Énoncé rédigé: Poursuivez l'extrait consacré à la diffraction et à la « presque périodicité », en reprenant à la suite de ses derniers mots.

Extrait du document:
- - -
Les auteurs avouent leur embarras, leur incrédulité initiale.
Ils disent avoir osé publier en considérant deux séries
d'arguments. L'un est physique : on peut à peu près obtenir
le diagramme initial à partir d'un modèle constitué
d'icosaèdres empilés de manière non jointive. Le
second est d'ordre mathématique : ils ont retrouvé des articles
de 1925 et 1932 dans lesquels H. Bohr, pour le premier, A. S. Besicovitch,
pour le second, démontrent que la stricte périodicité
n'est pas exigée pour obtenir une diffraction, mais la " presque
périodicité ", car l'objet peut être " presque
exactement " superposé à lui-même par un nombre
infini d'opérations de translation (toutes les personnes ayant
observé des lampes de réverbère au travers de rideaux
peuvent le confirmer). La " presque périodicité "
- - -
Données enregistrées:
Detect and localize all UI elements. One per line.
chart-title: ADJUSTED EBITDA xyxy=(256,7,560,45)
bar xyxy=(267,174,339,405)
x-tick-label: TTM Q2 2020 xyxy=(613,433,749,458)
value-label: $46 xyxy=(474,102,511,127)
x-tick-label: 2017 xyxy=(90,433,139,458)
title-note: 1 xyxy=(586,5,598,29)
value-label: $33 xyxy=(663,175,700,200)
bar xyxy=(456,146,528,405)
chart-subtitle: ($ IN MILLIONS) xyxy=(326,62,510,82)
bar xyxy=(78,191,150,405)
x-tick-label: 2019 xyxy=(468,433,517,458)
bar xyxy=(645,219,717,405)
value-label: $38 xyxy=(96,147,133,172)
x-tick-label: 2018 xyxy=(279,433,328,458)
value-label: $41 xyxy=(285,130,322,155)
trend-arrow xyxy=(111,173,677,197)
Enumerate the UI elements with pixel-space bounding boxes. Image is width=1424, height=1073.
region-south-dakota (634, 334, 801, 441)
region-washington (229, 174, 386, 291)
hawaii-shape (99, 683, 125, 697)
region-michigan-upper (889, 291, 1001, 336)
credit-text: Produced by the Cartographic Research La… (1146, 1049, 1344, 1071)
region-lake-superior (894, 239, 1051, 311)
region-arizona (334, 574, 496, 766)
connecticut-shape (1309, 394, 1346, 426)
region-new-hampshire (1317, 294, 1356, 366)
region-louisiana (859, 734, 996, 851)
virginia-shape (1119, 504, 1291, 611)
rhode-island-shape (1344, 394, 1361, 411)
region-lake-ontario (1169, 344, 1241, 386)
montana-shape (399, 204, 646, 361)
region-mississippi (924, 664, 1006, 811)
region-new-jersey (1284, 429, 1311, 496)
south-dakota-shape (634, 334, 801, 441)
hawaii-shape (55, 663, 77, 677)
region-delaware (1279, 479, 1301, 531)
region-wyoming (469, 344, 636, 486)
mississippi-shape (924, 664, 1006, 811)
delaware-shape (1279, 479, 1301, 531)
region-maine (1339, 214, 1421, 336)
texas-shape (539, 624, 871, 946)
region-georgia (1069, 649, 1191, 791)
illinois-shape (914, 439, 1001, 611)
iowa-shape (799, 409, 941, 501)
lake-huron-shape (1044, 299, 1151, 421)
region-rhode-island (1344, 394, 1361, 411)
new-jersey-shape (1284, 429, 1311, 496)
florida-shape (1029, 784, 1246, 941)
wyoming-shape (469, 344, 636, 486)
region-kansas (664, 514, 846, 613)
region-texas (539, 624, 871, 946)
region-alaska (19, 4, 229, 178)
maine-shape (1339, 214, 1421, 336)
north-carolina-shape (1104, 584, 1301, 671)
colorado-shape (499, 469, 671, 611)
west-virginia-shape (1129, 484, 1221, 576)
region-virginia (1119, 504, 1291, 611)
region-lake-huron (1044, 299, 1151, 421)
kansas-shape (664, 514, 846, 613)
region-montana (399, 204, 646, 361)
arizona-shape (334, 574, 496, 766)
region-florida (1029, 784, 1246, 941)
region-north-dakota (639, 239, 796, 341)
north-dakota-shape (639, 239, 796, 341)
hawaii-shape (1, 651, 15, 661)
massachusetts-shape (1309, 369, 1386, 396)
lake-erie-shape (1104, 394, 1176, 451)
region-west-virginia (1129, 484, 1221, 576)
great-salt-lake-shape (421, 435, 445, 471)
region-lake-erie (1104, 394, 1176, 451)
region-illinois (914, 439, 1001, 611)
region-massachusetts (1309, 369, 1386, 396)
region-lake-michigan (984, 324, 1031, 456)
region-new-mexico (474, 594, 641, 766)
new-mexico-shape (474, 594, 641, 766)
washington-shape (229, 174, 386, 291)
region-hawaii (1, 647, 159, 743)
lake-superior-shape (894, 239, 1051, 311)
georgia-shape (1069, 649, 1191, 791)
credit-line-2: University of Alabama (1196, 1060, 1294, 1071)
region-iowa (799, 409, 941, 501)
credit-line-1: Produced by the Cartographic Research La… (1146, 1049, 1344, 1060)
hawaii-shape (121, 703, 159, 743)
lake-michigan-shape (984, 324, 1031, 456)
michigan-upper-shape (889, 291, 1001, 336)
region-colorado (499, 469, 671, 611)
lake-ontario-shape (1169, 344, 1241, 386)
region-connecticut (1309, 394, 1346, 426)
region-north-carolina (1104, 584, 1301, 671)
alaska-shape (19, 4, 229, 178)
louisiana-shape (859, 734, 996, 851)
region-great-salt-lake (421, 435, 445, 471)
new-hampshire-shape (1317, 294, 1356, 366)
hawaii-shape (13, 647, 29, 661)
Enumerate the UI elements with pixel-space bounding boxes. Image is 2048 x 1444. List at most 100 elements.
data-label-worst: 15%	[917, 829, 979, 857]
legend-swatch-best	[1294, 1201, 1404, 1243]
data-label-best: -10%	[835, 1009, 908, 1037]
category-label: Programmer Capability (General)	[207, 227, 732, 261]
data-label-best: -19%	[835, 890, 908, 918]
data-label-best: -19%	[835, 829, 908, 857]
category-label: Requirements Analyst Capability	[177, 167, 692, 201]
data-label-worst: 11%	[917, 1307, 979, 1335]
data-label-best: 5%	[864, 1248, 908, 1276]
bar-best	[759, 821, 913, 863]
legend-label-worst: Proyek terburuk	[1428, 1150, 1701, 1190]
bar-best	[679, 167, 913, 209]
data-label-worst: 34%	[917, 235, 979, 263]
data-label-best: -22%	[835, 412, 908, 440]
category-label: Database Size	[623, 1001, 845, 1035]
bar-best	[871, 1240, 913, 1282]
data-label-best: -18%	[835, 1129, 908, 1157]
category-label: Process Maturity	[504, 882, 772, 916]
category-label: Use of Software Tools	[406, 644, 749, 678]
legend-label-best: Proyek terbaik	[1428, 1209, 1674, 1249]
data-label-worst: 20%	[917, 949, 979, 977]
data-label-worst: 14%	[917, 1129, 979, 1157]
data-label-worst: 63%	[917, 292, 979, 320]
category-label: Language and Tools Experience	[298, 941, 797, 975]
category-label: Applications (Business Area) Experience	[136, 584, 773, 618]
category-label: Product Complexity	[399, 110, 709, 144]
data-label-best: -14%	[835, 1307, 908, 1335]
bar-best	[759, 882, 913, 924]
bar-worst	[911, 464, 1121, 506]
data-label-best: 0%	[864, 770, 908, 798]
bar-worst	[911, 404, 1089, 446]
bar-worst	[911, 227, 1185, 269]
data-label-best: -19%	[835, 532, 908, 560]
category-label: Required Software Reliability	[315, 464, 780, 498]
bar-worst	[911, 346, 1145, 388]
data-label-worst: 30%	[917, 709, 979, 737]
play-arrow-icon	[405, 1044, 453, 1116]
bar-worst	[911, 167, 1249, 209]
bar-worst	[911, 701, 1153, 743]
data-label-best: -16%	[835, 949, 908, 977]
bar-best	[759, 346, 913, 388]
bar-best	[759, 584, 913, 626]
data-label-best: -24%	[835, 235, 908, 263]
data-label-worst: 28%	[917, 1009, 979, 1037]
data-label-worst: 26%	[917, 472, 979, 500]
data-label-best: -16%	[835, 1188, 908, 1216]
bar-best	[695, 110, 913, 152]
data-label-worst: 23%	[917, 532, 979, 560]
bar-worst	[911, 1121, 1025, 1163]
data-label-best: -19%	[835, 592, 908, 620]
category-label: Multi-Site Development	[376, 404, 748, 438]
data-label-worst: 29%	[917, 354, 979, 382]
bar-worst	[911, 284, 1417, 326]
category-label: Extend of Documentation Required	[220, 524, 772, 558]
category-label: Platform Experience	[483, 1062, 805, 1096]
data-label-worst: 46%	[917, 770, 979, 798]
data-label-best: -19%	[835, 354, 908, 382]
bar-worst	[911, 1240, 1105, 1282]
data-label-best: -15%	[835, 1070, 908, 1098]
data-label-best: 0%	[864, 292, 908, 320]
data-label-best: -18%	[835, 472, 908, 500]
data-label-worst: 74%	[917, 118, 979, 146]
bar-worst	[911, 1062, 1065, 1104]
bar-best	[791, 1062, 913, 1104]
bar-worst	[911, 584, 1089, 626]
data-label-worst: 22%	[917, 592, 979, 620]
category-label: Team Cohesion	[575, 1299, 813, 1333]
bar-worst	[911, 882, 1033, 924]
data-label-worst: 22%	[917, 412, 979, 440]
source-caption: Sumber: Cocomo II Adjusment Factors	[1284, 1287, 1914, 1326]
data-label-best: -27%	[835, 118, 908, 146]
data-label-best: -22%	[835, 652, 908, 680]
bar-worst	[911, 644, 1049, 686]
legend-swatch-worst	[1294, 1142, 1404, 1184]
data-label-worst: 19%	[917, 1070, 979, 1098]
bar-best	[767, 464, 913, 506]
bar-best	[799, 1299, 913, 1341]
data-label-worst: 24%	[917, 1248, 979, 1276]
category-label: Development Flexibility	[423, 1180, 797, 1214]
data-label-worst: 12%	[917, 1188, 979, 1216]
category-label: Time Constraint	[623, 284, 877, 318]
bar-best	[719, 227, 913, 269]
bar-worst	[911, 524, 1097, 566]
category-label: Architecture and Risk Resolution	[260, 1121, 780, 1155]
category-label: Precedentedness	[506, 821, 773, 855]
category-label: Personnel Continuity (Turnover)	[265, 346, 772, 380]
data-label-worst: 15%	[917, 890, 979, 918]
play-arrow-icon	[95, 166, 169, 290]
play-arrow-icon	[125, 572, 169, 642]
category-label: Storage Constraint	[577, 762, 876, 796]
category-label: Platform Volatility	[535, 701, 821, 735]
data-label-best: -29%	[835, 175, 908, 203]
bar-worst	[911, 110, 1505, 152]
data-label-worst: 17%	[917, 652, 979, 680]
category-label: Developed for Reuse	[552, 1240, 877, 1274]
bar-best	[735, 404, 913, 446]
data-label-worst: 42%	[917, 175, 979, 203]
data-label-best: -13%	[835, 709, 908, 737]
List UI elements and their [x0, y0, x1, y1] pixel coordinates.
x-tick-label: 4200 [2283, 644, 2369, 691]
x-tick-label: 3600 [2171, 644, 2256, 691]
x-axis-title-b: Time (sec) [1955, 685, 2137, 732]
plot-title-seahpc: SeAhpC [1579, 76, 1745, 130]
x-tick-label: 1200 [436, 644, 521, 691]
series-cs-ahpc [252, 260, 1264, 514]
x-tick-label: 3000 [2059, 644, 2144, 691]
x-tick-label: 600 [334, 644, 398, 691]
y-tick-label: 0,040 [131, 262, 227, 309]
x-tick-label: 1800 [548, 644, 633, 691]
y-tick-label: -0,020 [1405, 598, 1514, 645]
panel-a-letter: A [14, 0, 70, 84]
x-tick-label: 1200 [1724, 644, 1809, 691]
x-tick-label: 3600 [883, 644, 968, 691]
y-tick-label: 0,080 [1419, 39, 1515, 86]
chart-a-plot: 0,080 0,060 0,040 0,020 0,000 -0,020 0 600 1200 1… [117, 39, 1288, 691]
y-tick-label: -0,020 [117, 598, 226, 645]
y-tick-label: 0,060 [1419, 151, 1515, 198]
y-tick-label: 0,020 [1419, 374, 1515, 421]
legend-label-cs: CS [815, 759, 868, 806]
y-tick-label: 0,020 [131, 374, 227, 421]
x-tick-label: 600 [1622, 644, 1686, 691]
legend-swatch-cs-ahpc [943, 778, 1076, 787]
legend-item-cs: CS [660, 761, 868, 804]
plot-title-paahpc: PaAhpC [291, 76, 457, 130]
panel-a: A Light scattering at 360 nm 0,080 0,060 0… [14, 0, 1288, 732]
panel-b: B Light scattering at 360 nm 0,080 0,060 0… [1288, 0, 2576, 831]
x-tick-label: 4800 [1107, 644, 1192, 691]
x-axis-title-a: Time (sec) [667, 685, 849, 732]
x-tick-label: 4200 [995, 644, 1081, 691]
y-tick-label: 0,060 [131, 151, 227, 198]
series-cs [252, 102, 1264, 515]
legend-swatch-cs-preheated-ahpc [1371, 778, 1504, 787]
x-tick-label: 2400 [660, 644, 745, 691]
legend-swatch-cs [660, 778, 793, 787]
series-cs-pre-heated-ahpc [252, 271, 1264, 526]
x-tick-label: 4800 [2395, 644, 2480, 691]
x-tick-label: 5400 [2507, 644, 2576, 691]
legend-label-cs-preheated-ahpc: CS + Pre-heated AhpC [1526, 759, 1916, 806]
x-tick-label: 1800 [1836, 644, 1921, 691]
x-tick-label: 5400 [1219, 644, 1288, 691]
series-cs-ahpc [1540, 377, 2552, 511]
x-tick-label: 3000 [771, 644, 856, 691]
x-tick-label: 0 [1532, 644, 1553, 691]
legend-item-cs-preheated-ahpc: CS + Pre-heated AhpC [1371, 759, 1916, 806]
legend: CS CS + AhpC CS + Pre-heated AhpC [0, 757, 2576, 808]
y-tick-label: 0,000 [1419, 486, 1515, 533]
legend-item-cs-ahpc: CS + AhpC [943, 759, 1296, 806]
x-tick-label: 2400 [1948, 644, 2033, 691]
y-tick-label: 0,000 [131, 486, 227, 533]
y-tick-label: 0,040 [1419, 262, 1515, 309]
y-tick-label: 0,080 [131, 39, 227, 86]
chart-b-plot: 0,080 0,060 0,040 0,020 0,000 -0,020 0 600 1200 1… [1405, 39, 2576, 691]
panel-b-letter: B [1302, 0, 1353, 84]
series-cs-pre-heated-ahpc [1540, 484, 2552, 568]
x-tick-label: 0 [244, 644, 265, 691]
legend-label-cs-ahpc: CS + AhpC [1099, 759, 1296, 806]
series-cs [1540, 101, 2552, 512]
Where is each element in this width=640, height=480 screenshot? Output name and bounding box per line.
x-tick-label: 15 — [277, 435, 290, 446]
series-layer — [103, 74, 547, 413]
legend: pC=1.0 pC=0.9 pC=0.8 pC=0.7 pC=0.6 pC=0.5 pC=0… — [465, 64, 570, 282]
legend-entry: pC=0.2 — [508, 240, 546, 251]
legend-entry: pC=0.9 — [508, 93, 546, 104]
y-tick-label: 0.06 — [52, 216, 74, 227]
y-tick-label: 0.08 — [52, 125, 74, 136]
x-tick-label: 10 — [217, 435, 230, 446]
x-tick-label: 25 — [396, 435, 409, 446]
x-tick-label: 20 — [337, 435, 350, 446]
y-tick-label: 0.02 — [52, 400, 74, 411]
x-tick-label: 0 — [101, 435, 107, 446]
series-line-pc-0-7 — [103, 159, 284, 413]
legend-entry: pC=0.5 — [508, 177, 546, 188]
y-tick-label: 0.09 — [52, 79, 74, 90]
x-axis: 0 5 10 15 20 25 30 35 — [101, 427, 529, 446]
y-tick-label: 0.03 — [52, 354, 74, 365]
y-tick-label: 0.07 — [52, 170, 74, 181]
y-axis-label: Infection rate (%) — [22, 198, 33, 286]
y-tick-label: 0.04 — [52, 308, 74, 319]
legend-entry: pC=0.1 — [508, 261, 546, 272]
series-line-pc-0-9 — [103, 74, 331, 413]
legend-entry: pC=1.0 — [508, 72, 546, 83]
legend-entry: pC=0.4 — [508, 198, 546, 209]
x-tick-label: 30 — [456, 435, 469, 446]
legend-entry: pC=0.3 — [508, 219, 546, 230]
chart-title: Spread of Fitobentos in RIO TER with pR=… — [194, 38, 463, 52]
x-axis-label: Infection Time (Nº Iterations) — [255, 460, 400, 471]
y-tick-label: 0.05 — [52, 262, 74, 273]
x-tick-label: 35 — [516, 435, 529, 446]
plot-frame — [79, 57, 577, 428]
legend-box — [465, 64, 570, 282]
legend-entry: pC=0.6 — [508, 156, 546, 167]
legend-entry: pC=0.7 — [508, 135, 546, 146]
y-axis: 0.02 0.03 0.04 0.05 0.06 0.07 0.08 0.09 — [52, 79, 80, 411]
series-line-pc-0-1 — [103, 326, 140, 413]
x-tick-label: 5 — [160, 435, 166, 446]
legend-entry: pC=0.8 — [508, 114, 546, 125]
- - -
Réponse à l'énoncé:
n'est pas incompatible avec des rotations quelconques - et non plus celles
bien déterminées de 180°, 120°, 60°, 45°,
30°.
Il n'est pas fréquent dans une publication de dire que l'on ose
publier parce que l'on a été rassuré de deux côtés
à la fois. L'argument physique avancé nécessite d'ailleurs
d'effectuer des expériences en fonction d'un résultat préalable
obtenu. C'est ce qu'avaient fait, en 1984, Dov Levine et Paul J. Steinhardt,
grâce à une simulation à l'ordinateur de structures
amorphes à empilement icosaédrique incluant un ordre à
grande distance. Démontrant qu'elles peuvent donner la diffraction,
ils avaient appelé " quasi-cristal " leur modèle
informatique. La diffraction elle-même avait été obtenue
de manière indépendante. L'argument mathématique
exigeait que Schechtman se lance, démarche elle aussi inhabituelle
de nos jours, à la recherche de publications antérieures,
qu'il avait fini par trouver. Elles dataient, nous l'avons vu, de 1922
et 1932.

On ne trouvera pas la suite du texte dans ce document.